◆ Given exercise:
From the listing below, pull each line that includes "subtitle".

◆ Records to use:
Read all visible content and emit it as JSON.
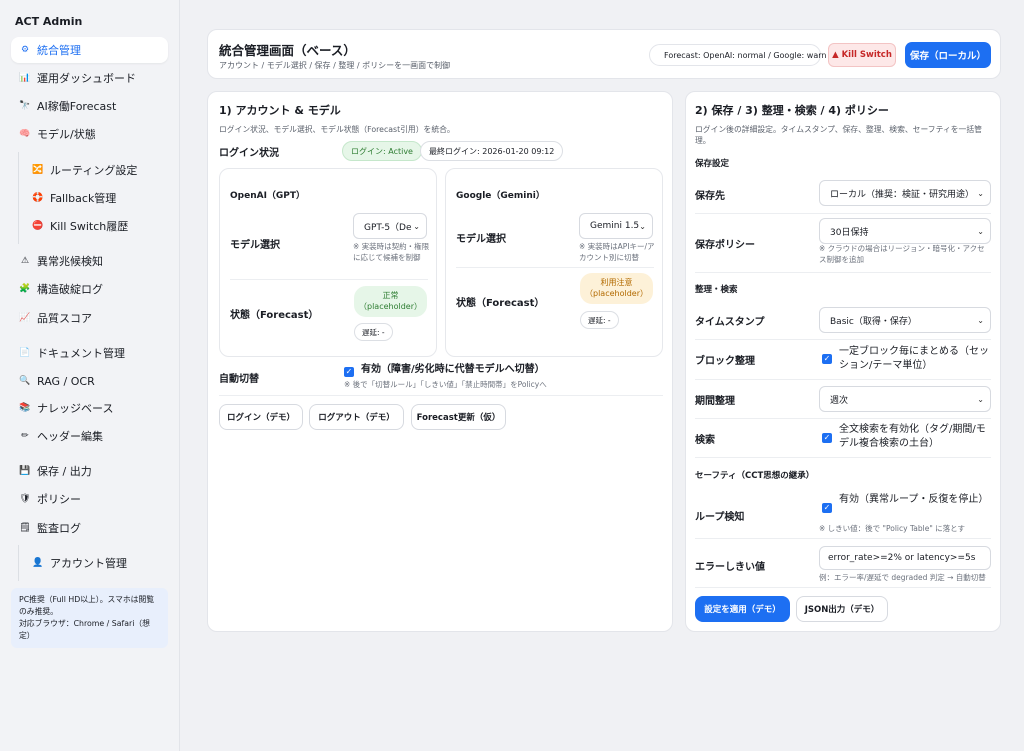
{
  "sidebar": {
    "brand": "ACT Admin",
    "items": [
      {
        "label": "統合管理",
        "icon": "⚙"
      },
      {
        "label": "運用ダッシュボード",
        "icon": "📊"
      },
      {
        "label": "AI稼働Forecast",
        "icon": "🔭"
      },
      {
        "label": "モデル/状態",
        "icon": "🧠"
      },
      {
        "label": "ルーティング設定",
        "icon": "🔀"
      },
      {
        "label": "Fallback管理",
        "icon": "🛟"
      },
      {
        "label": "Kill Switch履歴",
        "icon": "⛔"
      },
      {
        "label": "異常兆候検知",
        "icon": "⚠"
      },
      {
        "label": "構造破綻ログ",
        "icon": "🧩"
      },
      {
        "label": "品質スコア",
        "icon": "📈"
      },
      {
        "label": "ドキュメント管理",
        "icon": "📄"
      },
      {
        "label": "RAG / OCR",
        "icon": "🔍"
      },
      {
        "label": "ナレッジベース",
        "icon": "📚"
      },
      {
        "label": "ヘッダー編集",
        "icon": "✏"
      },
      {
        "label": "保存 / 出力",
        "icon": "💾"
      },
      {
        "label": "ポリシー",
        "icon": "🛡"
      },
      {
        "label": "監査ログ",
        "icon": "🗒"
      },
      {
        "label": "アカウント管理",
        "icon": "👤"
      }
    ],
    "note": "PC推奨（Full HD以上）。スマホは閲覧のみ推奨。\n対応ブラウザ：Chrome / Safari（想定）"
  },
  "header": {
    "title": "統合管理画面（ベース）",
    "subtitle": "アカウント / モデル選択 / 保存 / 整理 / ポリシーを一画面で制御",
    "forecast_pill": "Forecast: OpenAI: normal / Google: warn",
    "kill_switch": "▲ Kill Switch",
    "save_button": "保存（ローカル）"
  },
  "left_panel": {
    "title": "1) アカウント & モデル",
    "subtitle": "ログイン状況、モデル選択、モデル状態（Forecast引用）を統合。",
    "login_label": "ログイン状況",
    "login_status": "ログイン: Active",
    "last_login": "最終ログイン: 2026-01-20 09:12",
    "openai": {
      "title": "OpenAI（GPT）",
      "model_label": "モデル選択",
      "model_value": "GPT-5（De",
      "model_hint": "※ 実装時は契約・権限に応じて候補を制御",
      "state_label": "状態（Forecast）",
      "state_value": "正常\n（placeholder）",
      "latency": "遅延: -",
      "status_color": "#2e7d32",
      "status_bg": "#e6f6e8"
    },
    "google": {
      "title": "Google（Gemini）",
      "model_label": "モデル選択",
      "model_value": "Gemini 1.5",
      "model_hint": "※ 実装時はAPIキー/アカウント別に切替",
      "state_label": "状態（Forecast）",
      "state_value": "利用注意\n（placeholder）",
      "latency": "遅延: -",
      "status_color": "#b26a00",
      "status_bg": "#fdf1d8"
    },
    "auto_switch_label": "自動切替",
    "auto_switch_check": "有効（障害/劣化時に代替モデルへ切替）",
    "auto_switch_hint": "※ 後で「切替ルール」「しきい値」「禁止時間帯」をPolicyへ",
    "buttons": [
      "ログイン（デモ）",
      "ログアウト（デモ）",
      "Forecast更新（仮）"
    ]
  },
  "right_panel": {
    "title": "2) 保存 / 3) 整理・検索 / 4) ポリシー",
    "subtitle": "ログイン後の詳細設定。タイムスタンプ、保存、整理、検索、セーフティを一括管理。",
    "save_section": "保存設定",
    "save_dest_label": "保存先",
    "save_dest_value": "ローカル（推奨：検証・研究用途）",
    "save_policy_label": "保存ポリシー",
    "save_policy_value": "30日保持",
    "save_policy_hint": "※ クラウドの場合はリージョン・暗号化・アクセス制御を追加",
    "org_section": "整理・検索",
    "timestamp_label": "タイムスタンプ",
    "timestamp_value": "Basic（取得・保存）",
    "block_label": "ブロック整理",
    "block_check": "一定ブロック毎にまとめる（セッション/テーマ単位）",
    "period_label": "期間整理",
    "period_value": "週次",
    "search_label": "検索",
    "search_check": "全文検索を有効化（タグ/期間/モデル複合検索の土台）",
    "safety_section": "セーフティ（CCT思想の継承）",
    "loop_label": "ループ検知",
    "loop_check": "有効（異常ループ・反復を停止）",
    "loop_hint": "※ しきい値：後で \"Policy Table\" に落とす",
    "error_label": "エラーしきい値",
    "error_value": "error_rate>=2% or latency>=5s",
    "error_hint": "例：エラー率/遅延で degraded 判定 → 自動切替",
    "apply_button": "設定を適用（デモ）",
    "json_button": "JSON出力（デモ）"
  }
}
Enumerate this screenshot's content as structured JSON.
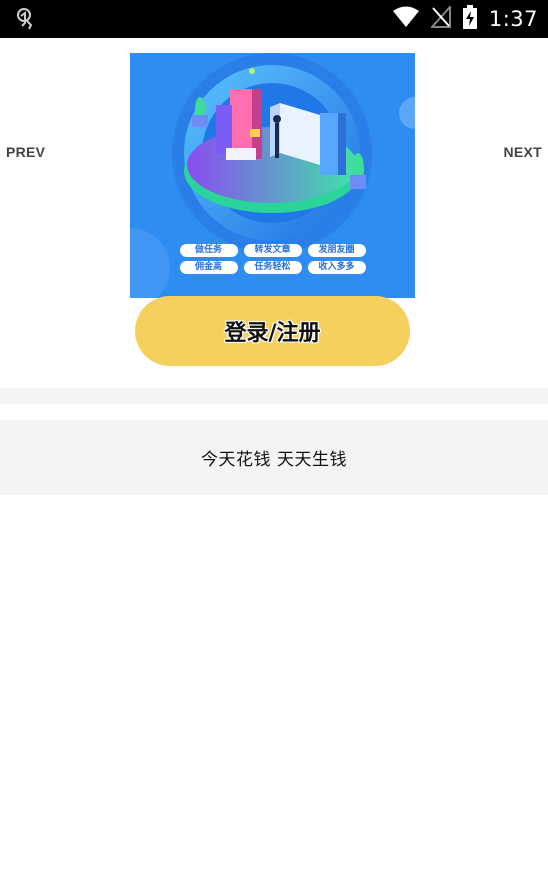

◆ Full response:
    "subtitle": "アカウント / モデル選択 / 保存 / 整理 / ポリシーを一画面で制御",
    "subtitle": "ログイン状況、モデル選択、モデル状態（Forecast引用）を統合。",
    "subtitle": "ログイン後の詳細設定。タイムスタンプ、保存、整理、検索、セーフティを一括管理。",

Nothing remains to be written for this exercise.